→ Stated problem: Find each line with the string "PAKISTAN" and report it.

→ Supplied records:
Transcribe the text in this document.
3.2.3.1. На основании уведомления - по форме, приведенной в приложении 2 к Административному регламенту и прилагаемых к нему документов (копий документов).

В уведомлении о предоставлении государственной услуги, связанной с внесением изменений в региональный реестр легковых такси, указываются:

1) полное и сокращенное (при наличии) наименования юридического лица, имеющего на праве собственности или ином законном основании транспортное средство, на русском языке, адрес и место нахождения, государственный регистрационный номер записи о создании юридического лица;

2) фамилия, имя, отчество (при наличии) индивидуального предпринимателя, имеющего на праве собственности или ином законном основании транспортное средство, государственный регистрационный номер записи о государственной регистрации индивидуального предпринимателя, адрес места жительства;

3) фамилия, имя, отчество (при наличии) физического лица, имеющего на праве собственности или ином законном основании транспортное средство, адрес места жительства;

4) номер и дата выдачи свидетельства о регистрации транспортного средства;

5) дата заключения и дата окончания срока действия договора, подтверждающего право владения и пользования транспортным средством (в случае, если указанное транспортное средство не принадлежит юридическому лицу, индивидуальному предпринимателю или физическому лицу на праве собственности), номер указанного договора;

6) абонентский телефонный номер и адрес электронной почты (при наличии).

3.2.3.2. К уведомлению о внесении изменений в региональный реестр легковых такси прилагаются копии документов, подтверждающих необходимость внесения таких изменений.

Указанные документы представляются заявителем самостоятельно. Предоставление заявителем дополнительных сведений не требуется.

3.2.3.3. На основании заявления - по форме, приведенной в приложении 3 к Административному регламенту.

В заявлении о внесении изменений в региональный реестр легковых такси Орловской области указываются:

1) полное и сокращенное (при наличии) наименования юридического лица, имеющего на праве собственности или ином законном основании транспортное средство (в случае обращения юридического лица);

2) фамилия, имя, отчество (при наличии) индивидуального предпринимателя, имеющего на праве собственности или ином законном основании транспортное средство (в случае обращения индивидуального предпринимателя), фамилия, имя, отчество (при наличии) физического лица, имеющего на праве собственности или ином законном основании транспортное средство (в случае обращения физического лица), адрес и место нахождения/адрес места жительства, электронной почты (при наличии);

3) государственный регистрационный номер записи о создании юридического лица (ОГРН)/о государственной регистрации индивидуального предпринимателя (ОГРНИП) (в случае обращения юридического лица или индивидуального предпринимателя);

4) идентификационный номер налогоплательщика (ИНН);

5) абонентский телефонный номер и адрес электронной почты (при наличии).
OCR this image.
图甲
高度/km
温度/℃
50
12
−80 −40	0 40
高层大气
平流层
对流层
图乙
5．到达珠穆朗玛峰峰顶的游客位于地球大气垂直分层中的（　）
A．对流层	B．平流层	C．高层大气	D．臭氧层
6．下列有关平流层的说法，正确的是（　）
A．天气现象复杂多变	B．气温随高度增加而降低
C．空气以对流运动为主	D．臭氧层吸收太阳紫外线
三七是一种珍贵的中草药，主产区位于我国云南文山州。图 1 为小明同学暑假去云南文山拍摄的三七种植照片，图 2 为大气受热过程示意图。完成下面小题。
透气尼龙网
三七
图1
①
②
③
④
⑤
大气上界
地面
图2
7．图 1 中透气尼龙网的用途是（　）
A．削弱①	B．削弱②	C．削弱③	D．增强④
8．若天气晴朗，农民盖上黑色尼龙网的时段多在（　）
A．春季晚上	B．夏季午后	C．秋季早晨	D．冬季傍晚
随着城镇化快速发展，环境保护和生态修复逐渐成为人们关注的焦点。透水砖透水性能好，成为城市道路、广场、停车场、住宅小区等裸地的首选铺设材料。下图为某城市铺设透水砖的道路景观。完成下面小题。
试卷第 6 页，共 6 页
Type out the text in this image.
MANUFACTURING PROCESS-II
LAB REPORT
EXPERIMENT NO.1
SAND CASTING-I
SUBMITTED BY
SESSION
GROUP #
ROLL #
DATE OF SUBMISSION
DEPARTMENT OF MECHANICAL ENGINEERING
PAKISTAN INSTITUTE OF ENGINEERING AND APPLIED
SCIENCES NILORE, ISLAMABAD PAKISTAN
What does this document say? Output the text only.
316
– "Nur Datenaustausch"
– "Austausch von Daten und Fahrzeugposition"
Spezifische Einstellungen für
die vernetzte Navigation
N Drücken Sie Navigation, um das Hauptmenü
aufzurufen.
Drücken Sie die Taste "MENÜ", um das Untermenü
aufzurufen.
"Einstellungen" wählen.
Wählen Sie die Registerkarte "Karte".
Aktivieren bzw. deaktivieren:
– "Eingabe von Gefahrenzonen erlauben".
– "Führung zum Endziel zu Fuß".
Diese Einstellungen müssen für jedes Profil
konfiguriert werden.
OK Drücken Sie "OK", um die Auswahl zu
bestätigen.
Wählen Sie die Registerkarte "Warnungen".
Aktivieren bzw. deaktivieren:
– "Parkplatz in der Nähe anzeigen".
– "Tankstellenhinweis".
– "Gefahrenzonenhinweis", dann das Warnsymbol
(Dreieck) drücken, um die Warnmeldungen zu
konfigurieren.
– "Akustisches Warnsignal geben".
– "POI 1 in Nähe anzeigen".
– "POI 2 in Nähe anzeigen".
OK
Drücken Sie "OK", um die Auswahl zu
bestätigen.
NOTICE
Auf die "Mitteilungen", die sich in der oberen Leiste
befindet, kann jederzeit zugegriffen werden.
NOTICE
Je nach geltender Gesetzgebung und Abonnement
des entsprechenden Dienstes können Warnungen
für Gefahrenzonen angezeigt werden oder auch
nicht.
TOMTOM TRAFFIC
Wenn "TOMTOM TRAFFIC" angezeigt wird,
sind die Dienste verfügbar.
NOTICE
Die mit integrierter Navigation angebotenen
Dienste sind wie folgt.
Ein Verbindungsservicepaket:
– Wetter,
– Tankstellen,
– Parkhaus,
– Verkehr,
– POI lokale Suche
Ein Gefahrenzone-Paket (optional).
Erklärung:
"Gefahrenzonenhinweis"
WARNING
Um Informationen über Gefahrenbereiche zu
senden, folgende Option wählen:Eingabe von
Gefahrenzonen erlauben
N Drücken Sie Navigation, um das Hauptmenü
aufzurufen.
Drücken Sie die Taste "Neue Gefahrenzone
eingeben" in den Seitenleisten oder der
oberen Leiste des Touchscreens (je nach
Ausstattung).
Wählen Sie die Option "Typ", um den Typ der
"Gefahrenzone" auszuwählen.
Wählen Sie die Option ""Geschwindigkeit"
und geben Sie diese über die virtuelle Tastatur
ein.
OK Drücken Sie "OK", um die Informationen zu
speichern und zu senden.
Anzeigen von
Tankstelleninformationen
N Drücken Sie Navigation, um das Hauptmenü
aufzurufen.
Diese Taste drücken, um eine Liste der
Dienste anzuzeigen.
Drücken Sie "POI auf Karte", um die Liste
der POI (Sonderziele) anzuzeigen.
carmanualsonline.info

→ Answer to the exercise:
PAKISTAN INSTITUTE OF ENGINEERING AND APPLIED
SCIENCES NILORE, ISLAMABAD PAKISTAN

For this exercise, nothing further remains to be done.